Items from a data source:
◆ ◆ ◆ ◆

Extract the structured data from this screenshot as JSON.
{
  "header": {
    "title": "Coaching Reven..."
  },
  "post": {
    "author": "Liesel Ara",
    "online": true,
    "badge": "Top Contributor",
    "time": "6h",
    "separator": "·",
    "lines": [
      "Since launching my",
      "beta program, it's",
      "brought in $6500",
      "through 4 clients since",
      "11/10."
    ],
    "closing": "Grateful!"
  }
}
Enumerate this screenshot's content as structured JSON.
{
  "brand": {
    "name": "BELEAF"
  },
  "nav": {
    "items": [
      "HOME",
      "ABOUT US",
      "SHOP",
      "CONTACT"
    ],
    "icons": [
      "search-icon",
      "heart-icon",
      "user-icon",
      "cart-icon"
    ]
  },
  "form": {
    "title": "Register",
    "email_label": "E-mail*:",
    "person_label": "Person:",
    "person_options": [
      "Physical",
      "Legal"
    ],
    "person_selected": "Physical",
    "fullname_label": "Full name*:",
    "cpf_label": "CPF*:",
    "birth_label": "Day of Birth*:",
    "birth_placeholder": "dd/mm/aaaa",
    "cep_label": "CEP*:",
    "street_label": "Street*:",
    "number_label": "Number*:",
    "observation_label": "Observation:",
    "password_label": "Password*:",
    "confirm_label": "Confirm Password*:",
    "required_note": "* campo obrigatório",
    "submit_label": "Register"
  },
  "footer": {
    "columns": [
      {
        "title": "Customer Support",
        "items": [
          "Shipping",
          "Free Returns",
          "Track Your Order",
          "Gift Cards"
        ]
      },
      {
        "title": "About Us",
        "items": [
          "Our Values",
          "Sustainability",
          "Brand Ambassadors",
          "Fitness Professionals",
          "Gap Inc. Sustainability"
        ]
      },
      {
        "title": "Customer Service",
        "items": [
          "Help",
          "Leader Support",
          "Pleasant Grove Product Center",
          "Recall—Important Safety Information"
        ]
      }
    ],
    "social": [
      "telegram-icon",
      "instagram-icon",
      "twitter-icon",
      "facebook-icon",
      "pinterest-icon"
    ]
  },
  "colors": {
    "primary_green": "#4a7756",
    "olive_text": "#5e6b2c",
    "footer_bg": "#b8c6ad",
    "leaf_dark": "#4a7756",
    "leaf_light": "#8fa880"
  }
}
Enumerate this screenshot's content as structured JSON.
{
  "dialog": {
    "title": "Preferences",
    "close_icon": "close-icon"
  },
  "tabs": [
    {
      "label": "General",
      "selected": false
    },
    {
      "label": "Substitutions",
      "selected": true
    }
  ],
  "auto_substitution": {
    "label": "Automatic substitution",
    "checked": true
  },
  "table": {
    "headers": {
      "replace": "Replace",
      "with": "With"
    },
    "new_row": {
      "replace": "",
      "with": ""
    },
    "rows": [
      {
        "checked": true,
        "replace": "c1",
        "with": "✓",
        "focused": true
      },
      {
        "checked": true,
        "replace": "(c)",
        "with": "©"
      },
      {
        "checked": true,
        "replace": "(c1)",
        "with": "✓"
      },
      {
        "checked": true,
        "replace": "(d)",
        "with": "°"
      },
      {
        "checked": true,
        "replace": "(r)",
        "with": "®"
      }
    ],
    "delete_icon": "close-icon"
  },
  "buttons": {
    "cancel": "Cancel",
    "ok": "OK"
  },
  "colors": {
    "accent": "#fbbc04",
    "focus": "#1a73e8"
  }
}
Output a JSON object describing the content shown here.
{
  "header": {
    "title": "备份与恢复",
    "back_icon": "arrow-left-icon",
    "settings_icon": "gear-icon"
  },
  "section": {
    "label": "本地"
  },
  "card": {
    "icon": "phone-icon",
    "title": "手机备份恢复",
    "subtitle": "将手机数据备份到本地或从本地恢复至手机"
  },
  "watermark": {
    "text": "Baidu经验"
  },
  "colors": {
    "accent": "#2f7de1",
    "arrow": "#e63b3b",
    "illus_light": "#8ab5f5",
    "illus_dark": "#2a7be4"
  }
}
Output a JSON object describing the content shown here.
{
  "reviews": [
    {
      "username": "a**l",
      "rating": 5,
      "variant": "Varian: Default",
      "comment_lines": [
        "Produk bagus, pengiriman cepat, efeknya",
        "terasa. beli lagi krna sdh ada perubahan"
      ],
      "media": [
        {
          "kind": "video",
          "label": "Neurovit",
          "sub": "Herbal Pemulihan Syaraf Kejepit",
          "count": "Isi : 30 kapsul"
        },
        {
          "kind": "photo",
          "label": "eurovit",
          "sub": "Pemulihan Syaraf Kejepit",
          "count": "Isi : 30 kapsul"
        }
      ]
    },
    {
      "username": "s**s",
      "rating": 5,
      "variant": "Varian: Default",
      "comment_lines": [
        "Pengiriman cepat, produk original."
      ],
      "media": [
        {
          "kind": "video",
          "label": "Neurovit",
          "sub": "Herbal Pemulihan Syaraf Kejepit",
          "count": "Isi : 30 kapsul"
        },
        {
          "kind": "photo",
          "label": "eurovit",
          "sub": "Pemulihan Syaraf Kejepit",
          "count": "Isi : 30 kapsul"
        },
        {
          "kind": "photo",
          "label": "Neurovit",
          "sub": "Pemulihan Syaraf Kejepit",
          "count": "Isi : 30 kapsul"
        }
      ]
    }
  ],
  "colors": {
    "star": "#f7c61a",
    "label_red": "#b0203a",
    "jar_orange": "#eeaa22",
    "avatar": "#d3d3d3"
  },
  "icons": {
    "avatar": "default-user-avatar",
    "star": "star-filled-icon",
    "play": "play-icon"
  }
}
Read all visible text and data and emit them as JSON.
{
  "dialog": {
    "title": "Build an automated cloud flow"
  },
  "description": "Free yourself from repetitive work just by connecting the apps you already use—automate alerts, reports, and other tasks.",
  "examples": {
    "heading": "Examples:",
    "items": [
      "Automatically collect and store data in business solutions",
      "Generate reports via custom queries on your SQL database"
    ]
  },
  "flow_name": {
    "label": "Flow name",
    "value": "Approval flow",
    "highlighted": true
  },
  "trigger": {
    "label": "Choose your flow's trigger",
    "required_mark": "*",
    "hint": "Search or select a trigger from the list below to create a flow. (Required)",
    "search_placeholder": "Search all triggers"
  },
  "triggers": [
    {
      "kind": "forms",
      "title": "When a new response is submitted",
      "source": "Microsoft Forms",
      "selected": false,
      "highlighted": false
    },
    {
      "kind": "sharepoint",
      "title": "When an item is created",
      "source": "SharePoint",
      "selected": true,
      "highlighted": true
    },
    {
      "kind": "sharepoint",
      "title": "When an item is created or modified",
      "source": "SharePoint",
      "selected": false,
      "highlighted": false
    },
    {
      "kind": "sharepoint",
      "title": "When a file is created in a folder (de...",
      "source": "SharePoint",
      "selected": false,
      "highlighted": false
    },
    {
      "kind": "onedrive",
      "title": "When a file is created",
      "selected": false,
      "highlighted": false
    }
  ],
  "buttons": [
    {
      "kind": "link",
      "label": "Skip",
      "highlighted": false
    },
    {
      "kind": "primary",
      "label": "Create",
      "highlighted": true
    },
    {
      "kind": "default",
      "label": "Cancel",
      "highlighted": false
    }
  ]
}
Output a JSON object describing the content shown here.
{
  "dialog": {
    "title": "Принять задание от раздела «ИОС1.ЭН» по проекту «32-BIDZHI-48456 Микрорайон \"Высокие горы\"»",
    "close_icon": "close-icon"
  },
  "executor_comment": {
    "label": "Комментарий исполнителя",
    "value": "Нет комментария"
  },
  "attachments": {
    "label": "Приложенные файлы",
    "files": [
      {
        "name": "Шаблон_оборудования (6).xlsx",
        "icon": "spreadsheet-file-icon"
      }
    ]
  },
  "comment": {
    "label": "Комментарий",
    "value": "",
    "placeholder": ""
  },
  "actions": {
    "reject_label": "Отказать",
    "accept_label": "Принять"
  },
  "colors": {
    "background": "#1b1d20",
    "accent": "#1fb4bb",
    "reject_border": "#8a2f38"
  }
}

◆ ◆ ◆ ◆

What is required:
In the records above, locate the lines holding the word "created". Copy each of them.

Written reply:
      "title": "When an item is created",
      "title": "When an item is created or modified",
      "title": "When a file is created in a folder (de...",
      "title": "When a file is created",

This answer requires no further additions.